* **What you need to do**:
The listing must be reproduced in full, exactly as it stands.

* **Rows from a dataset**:
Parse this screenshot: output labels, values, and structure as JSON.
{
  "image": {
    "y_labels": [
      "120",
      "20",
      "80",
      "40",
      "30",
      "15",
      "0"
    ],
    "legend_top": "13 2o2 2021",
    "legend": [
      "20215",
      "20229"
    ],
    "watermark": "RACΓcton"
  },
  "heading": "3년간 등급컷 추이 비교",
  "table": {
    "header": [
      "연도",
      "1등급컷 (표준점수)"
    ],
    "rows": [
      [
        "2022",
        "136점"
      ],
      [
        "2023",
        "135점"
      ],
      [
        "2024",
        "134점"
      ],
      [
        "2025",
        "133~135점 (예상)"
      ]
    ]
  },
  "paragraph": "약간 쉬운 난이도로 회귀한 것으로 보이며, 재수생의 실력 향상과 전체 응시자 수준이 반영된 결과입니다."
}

* **Task result**:
Parse this screenshot: output labels, values, and structure as JSON.
{
  "image": {
    "y_labels": [
      "120",
      "20",
      "80",
      "40",
      "30",
      "15",
      "0"
    ],
    "legend_top": "13 2o2 2021",
    "legend": [
      "20215",
      "20229"
    ],
    "watermark": "RACΓcton"
  },
  "heading": "3년간 등급컷 추이 비교",
  "table": {
    "header": [
      "연도",
      "1등급컷 (표준점수)"
    ],
    "rows": [
      [
        "2022",
        "136점"
      ],
      [
        "2023",
        "135점"
      ],
      [
        "2024",
        "134점"
      ],
      [
        "2025",
        "133~135점 (예상)"
      ]
    ]
  },
  "paragraph": "약간 쉬운 난이도로 회귀한 것으로 보이며, 재수생의 실력 향상과 전체 응시자 수준이 반영된 결과입니다."
}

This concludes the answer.